→ Work required:
Lift out all lines below that contain "draw".

Stored data entries
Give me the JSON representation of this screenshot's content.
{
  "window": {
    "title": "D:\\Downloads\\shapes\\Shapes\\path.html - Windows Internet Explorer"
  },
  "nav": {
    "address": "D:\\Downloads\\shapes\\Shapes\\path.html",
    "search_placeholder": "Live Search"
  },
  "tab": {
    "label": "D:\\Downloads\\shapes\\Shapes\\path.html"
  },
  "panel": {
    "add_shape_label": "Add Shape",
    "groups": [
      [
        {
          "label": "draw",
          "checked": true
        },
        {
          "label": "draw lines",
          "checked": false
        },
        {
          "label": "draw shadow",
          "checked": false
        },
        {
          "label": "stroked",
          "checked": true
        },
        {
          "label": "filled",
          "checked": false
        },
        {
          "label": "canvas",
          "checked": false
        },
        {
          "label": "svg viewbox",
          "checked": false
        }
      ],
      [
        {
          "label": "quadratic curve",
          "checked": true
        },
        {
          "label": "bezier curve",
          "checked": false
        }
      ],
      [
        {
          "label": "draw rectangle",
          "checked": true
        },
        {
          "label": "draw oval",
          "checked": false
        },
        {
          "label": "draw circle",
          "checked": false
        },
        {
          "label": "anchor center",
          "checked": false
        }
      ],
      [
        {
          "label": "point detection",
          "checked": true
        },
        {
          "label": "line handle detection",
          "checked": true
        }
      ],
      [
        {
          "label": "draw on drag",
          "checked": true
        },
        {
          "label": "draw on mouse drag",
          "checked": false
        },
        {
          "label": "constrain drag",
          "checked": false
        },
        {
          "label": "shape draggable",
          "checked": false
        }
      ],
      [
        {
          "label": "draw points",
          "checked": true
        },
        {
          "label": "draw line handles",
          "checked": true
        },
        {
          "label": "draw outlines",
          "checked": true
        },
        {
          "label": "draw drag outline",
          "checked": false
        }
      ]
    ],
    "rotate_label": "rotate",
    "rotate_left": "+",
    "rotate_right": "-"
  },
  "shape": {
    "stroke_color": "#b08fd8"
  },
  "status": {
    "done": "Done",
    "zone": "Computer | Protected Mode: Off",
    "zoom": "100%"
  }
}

==

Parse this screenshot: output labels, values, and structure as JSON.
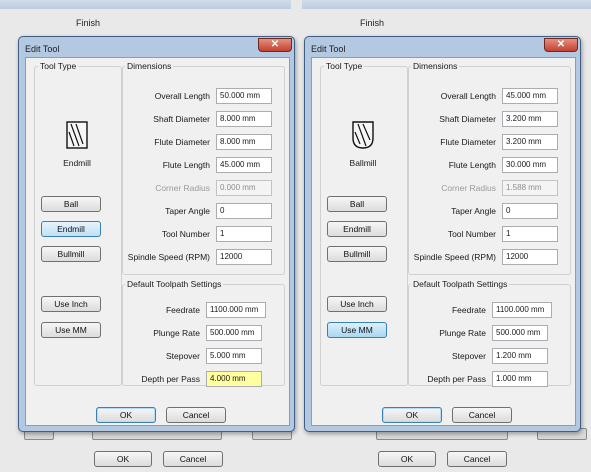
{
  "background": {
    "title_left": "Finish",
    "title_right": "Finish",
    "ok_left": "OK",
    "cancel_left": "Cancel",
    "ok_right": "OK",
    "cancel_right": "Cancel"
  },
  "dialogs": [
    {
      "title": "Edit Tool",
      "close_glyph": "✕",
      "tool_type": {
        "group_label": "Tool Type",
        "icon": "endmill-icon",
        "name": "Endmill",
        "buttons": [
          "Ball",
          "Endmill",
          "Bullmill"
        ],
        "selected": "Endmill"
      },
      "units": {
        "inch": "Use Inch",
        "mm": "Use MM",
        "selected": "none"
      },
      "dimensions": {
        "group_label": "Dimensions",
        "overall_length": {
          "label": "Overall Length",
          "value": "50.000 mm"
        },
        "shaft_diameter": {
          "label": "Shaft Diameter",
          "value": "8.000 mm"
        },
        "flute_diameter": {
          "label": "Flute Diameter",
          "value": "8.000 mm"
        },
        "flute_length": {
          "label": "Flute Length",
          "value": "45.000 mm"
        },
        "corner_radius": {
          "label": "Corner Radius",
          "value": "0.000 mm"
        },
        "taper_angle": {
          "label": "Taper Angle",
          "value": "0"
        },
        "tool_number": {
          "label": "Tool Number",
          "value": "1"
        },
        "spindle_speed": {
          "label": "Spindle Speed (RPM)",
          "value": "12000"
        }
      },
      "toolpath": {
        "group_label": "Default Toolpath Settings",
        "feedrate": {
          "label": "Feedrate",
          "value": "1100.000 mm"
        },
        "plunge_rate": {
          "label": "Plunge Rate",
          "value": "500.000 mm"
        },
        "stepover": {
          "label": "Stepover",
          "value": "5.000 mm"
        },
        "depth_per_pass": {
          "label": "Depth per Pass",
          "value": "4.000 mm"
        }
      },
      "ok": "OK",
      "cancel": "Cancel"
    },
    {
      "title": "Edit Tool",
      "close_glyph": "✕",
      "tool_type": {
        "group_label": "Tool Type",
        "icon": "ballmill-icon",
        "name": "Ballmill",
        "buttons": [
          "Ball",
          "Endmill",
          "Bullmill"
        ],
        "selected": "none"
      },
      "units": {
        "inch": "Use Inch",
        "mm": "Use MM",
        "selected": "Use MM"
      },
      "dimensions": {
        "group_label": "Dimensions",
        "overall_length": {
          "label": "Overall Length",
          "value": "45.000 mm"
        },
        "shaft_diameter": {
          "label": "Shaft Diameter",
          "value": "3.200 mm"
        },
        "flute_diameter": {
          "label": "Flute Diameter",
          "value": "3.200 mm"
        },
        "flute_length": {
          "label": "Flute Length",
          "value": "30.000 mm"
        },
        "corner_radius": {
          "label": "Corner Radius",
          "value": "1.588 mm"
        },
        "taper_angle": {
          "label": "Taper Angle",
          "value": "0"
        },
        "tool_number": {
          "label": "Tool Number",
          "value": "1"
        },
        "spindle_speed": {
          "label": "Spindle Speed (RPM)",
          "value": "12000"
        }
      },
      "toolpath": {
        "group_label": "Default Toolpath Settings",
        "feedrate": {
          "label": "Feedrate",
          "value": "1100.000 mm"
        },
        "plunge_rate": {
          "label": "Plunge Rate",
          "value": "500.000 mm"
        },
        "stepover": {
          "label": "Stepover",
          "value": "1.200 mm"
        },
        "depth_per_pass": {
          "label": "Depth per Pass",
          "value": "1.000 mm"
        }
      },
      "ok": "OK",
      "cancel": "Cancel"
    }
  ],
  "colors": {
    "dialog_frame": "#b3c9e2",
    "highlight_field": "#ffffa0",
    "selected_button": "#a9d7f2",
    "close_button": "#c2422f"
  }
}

→ Finished answer:
          "label": "draw",
          "label": "draw lines",
          "label": "draw shadow",
          "label": "draw rectangle",
          "label": "draw oval",
          "label": "draw circle",
          "label": "draw on drag",
          "label": "draw on mouse drag",
          "label": "draw points",
          "label": "draw line handles",
          "label": "draw outlines",
          "label": "draw drag outline",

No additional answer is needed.